• Instruction:
Reproduce all of the listing below without alteration.

• Available data:
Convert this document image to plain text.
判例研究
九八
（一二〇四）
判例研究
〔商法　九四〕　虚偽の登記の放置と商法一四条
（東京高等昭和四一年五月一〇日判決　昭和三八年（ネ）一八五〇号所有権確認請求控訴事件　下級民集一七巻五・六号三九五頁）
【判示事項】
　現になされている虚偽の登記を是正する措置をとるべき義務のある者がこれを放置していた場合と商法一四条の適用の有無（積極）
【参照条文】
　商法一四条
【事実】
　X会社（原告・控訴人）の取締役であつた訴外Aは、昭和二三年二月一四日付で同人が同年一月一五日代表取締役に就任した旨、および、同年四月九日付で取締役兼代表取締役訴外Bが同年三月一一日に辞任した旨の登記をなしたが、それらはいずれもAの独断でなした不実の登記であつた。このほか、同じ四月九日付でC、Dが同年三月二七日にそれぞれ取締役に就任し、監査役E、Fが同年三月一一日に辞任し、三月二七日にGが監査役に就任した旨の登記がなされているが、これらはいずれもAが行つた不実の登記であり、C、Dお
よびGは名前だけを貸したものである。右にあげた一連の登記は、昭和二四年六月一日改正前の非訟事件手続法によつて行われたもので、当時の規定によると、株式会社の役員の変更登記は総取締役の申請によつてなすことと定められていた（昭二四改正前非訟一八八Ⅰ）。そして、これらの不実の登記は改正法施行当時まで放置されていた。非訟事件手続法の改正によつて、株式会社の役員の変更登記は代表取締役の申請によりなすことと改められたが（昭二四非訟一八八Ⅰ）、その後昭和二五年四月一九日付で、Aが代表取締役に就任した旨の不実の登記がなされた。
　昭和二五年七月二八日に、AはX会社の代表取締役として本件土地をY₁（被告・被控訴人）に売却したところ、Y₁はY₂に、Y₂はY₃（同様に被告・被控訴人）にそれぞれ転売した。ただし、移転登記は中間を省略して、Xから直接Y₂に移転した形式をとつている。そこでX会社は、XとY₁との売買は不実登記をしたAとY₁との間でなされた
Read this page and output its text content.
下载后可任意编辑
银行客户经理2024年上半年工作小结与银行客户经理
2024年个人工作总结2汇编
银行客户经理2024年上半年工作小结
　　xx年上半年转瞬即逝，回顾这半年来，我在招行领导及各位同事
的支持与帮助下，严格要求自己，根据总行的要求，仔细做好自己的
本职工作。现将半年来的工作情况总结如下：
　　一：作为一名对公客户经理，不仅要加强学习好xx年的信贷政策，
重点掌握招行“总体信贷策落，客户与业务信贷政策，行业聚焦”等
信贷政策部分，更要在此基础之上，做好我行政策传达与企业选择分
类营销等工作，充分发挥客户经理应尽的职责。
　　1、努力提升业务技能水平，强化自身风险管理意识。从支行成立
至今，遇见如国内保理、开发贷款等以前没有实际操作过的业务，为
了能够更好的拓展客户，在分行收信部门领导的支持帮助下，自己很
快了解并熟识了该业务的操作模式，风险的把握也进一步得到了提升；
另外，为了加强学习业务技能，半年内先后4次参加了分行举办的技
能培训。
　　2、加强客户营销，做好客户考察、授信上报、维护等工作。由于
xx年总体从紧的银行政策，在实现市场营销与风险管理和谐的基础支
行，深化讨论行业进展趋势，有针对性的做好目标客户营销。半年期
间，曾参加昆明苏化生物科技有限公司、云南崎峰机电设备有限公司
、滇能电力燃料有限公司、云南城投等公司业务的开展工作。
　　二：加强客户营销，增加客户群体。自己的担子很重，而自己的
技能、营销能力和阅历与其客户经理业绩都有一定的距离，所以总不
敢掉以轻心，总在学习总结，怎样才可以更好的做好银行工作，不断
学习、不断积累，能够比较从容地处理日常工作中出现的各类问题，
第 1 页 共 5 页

• Task result:
Convert this document image to plain text.
判例研究
九八
（一二〇四）
判例研究
〔商法　九四〕　虚偽の登記の放置と商法一四条
（東京高等昭和四一年五月一〇日判決　昭和三八年（ネ）一八五〇号所有権確認請求控訴事件　下級民集一七巻五・六号三九五頁）
【判示事項】
　現になされている虚偽の登記を是正する措置をとるべき義務のある者がこれを放置していた場合と商法一四条の適用の有無（積極）
【参照条文】
　商法一四条
【事実】
　X会社（原告・控訴人）の取締役であつた訴外Aは、昭和二三年二月一四日付で同人が同年一月一五日代表取締役に就任した旨、および、同年四月九日付で取締役兼代表取締役訴外Bが同年三月一一日に辞任した旨の登記をなしたが、それらはいずれもAの独断でなした不実の登記であつた。このほか、同じ四月九日付でC、Dが同年三月二七日にそれぞれ取締役に就任し、監査役E、Fが同年三月一一日に辞任し、三月二七日にGが監査役に就任した旨の登記がなされているが、これらはいずれもAが行つた不実の登記であり、C、Dお
よびGは名前だけを貸したものである。右にあげた一連の登記は、昭和二四年六月一日改正前の非訟事件手続法によつて行われたもので、当時の規定によると、株式会社の役員の変更登記は総取締役の申請によつてなすことと定められていた（昭二四改正前非訟一八八Ⅰ）。そして、これらの不実の登記は改正法施行当時まで放置されていた。非訟事件手続法の改正によつて、株式会社の役員の変更登記は代表取締役の申請によりなすことと改められたが（昭二四非訟一八八Ⅰ）、その後昭和二五年四月一九日付で、Aが代表取締役に就任した旨の不実の登記がなされた。
　昭和二五年七月二八日に、AはX会社の代表取締役として本件土地をY₁（被告・被控訴人）に売却したところ、Y₁はY₂に、Y₂はY₃（同様に被告・被控訴人）にそれぞれ転売した。ただし、移転登記は中間を省略して、Xから直接Y₂に移転した形式をとつている。そこでX会社は、XとY₁との売買は不実登記をしたAとY₁との間でなされた
Read this page and output its text content.
下载后可任意编辑
银行客户经理2024年上半年工作小结与银行客户经理
2024年个人工作总结2汇编
银行客户经理2024年上半年工作小结
　　xx年上半年转瞬即逝，回顾这半年来，我在招行领导及各位同事
的支持与帮助下，严格要求自己，根据总行的要求，仔细做好自己的
本职工作。现将半年来的工作情况总结如下：
　　一：作为一名对公客户经理，不仅要加强学习好xx年的信贷政策，
重点掌握招行“总体信贷策落，客户与业务信贷政策，行业聚焦”等
信贷政策部分，更要在此基础之上，做好我行政策传达与企业选择分
类营销等工作，充分发挥客户经理应尽的职责。
　　1、努力提升业务技能水平，强化自身风险管理意识。从支行成立
至今，遇见如国内保理、开发贷款等以前没有实际操作过的业务，为
了能够更好的拓展客户，在分行收信部门领导的支持帮助下，自己很
快了解并熟识了该业务的操作模式，风险的把握也进一步得到了提升；
另外，为了加强学习业务技能，半年内先后4次参加了分行举办的技
能培训。
　　2、加强客户营销，做好客户考察、授信上报、维护等工作。由于
xx年总体从紧的银行政策，在实现市场营销与风险管理和谐的基础支
行，深化讨论行业进展趋势，有针对性的做好目标客户营销。半年期
间，曾参加昆明苏化生物科技有限公司、云南崎峰机电设备有限公司
、滇能电力燃料有限公司、云南城投等公司业务的开展工作。
　　二：加强客户营销，增加客户群体。自己的担子很重，而自己的
技能、营销能力和阅历与其客户经理业绩都有一定的距离，所以总不
敢掉以轻心，总在学习总结，怎样才可以更好的做好银行工作，不断
学习、不断积累，能够比较从容地处理日常工作中出现的各类问题，
第 1 页 共 5 页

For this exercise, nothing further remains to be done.